Problem description
Pull every line containing "true" from the entries.

Supplied records
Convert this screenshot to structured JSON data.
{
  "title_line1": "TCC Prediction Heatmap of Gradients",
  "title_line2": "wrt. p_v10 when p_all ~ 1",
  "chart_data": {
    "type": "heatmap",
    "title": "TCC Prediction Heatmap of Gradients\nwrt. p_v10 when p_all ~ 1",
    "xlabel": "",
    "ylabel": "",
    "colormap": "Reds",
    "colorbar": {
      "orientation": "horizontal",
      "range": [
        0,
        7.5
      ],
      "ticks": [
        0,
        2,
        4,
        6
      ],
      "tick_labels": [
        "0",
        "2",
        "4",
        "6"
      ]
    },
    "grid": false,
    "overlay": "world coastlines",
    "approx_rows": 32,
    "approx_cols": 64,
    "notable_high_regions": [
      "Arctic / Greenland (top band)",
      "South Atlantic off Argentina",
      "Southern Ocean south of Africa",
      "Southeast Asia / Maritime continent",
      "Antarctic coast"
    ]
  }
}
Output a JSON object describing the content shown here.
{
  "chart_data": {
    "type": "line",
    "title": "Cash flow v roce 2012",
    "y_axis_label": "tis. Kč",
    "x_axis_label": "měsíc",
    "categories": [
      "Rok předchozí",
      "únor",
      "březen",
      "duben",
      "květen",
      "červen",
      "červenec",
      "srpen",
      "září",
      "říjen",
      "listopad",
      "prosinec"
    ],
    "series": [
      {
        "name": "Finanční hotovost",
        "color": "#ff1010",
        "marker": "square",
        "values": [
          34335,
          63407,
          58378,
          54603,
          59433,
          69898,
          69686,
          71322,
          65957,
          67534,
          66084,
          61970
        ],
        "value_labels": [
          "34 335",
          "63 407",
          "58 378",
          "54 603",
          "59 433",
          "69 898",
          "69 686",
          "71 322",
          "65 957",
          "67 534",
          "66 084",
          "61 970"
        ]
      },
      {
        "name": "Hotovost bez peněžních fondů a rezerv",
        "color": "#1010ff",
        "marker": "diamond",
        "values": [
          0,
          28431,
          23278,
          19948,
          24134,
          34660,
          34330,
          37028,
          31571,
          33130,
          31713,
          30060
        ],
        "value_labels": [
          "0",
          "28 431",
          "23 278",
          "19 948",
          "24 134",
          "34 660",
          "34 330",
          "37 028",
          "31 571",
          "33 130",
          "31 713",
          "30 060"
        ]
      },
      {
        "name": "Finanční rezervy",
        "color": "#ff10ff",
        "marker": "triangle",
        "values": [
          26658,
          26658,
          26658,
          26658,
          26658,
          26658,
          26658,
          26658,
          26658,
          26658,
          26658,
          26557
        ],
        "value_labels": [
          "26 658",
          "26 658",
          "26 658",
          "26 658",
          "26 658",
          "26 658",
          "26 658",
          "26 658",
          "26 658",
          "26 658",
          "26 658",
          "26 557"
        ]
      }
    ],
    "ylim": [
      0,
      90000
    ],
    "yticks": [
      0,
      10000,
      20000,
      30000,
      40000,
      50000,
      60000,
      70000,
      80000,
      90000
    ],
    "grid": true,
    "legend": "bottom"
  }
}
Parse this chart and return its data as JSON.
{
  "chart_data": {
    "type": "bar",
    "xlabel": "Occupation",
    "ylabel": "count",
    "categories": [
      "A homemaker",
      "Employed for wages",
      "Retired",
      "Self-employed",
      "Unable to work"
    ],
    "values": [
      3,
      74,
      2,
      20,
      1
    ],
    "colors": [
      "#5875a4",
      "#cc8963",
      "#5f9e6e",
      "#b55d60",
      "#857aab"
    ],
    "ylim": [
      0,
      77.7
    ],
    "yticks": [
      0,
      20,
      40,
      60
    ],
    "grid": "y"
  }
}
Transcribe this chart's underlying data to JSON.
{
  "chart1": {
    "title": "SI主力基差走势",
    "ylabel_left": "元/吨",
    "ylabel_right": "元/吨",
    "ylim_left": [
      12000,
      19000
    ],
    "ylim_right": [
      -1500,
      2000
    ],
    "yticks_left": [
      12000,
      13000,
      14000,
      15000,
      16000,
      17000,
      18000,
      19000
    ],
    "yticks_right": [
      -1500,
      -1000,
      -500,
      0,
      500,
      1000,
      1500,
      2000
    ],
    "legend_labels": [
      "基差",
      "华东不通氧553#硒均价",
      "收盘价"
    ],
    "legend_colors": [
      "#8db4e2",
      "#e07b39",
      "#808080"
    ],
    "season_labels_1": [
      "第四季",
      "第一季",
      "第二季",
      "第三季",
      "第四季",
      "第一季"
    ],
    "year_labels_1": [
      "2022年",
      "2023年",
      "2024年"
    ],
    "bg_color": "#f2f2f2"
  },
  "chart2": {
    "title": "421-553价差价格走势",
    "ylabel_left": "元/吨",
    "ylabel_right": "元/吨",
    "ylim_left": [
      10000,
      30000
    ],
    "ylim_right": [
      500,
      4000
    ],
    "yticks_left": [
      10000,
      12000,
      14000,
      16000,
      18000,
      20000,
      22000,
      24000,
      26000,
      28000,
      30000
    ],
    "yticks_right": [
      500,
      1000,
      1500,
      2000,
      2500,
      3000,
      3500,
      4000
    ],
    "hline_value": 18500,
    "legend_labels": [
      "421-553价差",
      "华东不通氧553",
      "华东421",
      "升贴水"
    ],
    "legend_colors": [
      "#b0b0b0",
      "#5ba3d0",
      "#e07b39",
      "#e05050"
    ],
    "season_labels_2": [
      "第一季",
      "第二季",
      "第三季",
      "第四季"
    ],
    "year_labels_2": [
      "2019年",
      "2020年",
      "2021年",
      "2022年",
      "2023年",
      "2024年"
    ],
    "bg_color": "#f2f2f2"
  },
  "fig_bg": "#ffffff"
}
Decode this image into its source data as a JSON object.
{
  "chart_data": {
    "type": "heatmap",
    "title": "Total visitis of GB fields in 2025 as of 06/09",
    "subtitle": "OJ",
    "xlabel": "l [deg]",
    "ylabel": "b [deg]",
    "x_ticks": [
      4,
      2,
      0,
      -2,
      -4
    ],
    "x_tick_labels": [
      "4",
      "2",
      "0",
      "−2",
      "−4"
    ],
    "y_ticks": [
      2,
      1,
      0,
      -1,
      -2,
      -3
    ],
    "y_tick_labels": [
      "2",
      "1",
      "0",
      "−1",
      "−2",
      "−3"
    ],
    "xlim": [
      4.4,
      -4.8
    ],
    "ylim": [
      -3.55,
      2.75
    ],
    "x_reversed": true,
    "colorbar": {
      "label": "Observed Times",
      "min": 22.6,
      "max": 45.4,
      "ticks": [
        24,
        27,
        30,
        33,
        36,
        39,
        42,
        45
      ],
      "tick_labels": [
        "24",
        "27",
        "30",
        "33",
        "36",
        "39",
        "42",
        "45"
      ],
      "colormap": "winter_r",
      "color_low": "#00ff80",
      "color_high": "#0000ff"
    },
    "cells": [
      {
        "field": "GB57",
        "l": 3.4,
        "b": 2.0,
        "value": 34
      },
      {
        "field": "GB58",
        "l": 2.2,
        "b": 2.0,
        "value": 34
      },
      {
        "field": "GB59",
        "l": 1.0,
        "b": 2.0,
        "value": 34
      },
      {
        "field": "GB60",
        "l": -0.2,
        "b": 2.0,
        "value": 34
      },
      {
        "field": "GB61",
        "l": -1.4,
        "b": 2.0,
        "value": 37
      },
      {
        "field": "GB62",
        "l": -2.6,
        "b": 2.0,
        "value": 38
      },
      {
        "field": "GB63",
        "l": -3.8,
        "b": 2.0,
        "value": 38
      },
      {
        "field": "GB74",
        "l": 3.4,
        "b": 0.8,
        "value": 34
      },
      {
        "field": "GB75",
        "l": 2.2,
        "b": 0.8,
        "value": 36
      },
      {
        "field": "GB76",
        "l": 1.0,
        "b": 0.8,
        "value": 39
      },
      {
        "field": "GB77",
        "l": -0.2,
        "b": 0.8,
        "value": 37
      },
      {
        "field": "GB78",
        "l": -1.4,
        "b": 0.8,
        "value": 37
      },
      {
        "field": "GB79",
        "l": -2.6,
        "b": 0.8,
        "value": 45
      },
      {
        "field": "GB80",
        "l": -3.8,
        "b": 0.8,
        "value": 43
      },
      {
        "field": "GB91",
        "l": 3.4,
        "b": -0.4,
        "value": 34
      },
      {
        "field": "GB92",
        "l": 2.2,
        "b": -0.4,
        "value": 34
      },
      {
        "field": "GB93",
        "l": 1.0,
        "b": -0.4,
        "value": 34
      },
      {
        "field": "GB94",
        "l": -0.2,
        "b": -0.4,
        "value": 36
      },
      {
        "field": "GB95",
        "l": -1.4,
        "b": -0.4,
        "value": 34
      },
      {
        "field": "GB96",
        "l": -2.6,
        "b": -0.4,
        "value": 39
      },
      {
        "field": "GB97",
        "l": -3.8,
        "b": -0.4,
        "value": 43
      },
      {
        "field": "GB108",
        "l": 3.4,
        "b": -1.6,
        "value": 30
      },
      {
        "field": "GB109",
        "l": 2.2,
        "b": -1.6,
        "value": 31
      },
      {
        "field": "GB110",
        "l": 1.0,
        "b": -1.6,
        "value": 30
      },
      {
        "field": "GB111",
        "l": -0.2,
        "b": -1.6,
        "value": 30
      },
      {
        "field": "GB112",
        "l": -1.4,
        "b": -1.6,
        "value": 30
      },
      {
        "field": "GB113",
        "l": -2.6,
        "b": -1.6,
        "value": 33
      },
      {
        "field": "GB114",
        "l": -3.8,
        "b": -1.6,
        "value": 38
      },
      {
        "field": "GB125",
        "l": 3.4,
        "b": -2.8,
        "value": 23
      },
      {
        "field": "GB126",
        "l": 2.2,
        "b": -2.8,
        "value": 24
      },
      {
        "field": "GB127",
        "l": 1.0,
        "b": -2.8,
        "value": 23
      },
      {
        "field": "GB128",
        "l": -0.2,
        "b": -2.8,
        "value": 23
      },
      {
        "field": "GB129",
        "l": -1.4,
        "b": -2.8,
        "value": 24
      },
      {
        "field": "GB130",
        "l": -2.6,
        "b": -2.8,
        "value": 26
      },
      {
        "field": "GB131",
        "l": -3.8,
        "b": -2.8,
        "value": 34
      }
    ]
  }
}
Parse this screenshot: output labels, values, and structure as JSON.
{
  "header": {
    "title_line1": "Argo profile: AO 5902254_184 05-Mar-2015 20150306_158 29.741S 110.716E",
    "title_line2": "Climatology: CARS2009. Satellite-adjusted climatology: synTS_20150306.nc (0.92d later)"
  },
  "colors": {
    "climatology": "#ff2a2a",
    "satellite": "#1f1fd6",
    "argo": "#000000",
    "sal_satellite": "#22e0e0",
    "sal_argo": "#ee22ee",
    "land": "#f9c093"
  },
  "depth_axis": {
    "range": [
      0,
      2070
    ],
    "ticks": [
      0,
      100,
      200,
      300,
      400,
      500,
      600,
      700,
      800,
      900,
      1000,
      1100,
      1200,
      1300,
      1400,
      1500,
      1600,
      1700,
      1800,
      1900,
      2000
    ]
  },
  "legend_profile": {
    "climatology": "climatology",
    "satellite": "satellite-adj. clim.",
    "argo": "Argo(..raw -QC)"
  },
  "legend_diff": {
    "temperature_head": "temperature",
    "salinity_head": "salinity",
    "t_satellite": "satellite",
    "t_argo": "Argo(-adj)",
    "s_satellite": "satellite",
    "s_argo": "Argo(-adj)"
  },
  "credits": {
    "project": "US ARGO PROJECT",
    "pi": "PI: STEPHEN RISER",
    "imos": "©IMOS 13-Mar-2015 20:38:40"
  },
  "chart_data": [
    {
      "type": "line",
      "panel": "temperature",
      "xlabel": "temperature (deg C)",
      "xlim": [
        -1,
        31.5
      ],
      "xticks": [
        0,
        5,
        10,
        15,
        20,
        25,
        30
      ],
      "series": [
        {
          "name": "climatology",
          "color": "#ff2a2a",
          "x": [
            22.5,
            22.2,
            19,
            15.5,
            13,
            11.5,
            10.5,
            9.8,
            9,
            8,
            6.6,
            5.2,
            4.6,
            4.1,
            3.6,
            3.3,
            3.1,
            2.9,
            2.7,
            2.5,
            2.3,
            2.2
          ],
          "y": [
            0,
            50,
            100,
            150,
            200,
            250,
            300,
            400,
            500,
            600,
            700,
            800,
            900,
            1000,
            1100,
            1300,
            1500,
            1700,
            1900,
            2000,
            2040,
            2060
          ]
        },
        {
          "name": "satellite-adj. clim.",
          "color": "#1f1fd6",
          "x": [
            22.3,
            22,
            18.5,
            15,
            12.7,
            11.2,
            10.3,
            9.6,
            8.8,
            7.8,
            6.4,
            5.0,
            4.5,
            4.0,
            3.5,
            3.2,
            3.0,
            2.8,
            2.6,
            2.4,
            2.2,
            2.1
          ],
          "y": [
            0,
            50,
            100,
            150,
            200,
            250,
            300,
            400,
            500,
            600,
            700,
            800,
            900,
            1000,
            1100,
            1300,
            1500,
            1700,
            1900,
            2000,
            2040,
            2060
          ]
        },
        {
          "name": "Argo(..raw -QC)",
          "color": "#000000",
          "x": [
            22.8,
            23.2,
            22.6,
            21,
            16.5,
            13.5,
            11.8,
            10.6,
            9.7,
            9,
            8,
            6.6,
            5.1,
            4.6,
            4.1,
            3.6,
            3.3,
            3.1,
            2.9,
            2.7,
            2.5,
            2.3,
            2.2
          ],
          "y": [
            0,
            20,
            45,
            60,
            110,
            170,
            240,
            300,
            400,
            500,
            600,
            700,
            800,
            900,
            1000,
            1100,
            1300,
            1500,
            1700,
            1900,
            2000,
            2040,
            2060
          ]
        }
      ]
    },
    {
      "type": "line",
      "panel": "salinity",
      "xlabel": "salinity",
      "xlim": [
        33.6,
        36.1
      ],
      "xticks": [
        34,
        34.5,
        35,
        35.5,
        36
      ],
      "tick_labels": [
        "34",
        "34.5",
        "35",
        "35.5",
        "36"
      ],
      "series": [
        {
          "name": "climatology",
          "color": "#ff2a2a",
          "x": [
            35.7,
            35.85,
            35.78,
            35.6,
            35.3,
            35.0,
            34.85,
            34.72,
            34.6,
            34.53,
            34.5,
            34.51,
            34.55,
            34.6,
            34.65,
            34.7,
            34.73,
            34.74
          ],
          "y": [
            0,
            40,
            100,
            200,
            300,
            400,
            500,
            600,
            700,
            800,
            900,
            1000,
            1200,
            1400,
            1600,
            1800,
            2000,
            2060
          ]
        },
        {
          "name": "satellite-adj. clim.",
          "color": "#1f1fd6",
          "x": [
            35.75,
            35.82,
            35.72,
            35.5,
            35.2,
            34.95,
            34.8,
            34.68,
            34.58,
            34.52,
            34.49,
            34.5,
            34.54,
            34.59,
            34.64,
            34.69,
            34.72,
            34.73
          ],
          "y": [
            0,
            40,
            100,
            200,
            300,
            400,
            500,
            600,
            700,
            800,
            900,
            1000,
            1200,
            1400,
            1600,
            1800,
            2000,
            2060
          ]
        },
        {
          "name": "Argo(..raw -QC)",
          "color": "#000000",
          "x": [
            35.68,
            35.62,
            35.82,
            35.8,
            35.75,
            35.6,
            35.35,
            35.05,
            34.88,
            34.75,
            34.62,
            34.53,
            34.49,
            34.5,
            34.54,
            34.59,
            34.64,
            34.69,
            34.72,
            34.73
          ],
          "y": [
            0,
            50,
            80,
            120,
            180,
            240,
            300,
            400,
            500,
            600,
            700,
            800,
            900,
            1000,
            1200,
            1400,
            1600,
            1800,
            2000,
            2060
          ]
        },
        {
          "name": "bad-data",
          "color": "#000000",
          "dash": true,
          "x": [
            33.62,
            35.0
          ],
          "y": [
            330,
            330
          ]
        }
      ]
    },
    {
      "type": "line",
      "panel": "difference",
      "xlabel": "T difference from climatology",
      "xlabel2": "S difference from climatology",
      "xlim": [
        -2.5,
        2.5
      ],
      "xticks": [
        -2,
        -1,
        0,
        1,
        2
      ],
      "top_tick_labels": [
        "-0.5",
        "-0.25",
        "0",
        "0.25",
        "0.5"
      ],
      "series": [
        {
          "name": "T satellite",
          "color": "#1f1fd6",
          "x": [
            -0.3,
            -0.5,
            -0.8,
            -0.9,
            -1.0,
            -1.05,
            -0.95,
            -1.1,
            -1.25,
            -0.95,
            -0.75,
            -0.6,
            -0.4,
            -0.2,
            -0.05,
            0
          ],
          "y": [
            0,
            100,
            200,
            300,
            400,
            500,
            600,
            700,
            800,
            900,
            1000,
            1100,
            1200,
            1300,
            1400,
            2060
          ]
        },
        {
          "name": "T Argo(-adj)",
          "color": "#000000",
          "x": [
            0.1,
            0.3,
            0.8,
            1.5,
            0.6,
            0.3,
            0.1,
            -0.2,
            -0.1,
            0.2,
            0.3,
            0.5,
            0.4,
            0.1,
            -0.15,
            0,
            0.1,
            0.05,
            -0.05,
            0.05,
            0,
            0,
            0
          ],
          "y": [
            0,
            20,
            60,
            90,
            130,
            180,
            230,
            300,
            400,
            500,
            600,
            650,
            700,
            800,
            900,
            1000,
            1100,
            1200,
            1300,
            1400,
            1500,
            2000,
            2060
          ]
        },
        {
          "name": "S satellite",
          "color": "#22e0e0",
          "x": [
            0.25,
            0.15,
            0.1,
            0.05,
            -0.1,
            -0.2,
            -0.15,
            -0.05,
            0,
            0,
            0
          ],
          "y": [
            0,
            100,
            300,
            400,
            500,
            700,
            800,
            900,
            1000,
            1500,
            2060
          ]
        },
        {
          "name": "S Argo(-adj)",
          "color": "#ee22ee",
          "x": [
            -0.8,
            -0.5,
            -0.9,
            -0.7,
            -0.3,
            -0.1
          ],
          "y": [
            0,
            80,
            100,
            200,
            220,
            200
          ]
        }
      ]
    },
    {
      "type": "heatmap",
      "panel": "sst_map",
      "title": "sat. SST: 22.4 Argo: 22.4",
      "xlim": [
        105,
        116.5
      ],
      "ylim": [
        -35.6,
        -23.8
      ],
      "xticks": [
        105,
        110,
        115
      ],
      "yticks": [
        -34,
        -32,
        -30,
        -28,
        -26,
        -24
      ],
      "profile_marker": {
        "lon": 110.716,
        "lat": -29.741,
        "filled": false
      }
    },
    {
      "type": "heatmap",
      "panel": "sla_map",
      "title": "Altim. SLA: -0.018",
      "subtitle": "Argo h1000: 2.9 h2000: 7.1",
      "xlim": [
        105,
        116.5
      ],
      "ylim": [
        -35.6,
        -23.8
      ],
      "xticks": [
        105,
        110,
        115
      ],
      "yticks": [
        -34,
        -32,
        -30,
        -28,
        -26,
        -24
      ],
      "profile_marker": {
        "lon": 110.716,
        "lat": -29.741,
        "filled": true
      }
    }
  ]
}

Problem solution
    "grid": true,
    "x_reversed": true,
          "dash": true,
        "filled": true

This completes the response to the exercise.